Data entries
· · · · ·

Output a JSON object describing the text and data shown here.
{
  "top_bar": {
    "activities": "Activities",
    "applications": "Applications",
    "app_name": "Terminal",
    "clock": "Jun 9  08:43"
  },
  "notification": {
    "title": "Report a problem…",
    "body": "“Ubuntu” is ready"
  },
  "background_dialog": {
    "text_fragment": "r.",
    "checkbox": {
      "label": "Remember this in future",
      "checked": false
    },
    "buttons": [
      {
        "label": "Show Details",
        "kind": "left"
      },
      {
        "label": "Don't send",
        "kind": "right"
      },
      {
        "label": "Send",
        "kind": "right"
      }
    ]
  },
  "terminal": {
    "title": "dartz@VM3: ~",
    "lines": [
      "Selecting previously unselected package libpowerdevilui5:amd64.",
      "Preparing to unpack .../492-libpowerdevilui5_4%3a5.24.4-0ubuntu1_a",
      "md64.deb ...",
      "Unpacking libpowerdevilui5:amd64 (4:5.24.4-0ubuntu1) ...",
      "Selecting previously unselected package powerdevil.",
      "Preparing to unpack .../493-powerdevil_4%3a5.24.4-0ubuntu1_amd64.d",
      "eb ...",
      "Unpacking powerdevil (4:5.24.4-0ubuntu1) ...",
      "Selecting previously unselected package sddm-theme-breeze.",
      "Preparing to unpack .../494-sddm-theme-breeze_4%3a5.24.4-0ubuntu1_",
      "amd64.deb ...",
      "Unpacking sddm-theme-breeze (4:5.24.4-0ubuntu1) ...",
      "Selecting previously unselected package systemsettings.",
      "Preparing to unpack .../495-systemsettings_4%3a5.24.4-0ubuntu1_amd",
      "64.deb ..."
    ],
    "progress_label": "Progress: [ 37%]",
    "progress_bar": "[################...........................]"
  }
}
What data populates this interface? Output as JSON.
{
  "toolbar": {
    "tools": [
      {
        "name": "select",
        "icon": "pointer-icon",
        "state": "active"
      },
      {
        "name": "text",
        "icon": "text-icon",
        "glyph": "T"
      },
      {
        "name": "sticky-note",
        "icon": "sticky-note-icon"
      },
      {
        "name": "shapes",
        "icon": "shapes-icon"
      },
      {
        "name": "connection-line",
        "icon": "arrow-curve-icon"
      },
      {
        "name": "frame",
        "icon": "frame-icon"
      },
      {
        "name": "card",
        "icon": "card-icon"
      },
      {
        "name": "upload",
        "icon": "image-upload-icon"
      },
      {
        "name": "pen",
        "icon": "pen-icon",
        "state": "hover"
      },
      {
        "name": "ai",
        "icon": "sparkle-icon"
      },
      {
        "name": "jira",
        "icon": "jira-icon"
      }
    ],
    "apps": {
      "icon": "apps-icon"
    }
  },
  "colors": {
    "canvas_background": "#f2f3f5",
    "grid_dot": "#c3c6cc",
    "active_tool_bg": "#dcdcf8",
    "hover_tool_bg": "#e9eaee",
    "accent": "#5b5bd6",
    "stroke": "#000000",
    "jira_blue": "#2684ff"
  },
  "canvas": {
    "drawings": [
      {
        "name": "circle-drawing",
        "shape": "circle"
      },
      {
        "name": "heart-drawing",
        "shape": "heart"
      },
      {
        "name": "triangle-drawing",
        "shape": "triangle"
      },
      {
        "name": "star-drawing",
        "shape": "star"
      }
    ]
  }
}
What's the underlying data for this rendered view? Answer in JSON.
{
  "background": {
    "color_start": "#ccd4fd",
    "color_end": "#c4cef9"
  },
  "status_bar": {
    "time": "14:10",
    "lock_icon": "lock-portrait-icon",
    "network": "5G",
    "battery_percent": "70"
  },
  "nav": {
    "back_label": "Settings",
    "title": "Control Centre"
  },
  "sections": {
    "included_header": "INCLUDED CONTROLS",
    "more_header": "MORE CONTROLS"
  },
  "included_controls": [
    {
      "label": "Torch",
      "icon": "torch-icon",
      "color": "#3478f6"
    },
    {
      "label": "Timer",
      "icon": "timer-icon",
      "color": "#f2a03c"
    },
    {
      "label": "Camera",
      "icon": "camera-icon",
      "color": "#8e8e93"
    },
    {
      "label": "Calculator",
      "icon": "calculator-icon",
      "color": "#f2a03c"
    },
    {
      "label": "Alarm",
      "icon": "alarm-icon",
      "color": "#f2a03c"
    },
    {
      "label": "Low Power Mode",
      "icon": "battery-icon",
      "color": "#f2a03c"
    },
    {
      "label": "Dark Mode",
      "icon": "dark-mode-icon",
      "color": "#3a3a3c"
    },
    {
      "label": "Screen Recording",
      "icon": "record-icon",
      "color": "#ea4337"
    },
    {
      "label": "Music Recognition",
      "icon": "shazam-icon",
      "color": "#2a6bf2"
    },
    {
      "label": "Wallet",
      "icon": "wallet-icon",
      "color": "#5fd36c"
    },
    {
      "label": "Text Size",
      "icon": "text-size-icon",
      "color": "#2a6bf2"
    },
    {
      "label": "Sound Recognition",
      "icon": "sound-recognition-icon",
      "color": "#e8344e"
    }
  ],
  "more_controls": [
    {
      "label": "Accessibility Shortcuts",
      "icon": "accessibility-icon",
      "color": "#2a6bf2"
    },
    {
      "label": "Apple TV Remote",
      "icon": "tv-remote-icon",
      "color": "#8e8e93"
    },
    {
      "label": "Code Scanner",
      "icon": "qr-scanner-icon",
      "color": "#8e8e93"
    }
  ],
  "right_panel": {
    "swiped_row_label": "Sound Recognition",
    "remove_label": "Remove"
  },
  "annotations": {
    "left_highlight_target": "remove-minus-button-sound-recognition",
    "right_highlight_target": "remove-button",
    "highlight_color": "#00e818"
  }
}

· · · · ·

● Instruction
Return every line of the preceding records in which the word "What" appears.

● Task result
What data populates this interface? Output as JSON.
What's the underlying data for this rendered view? Answer in JSON.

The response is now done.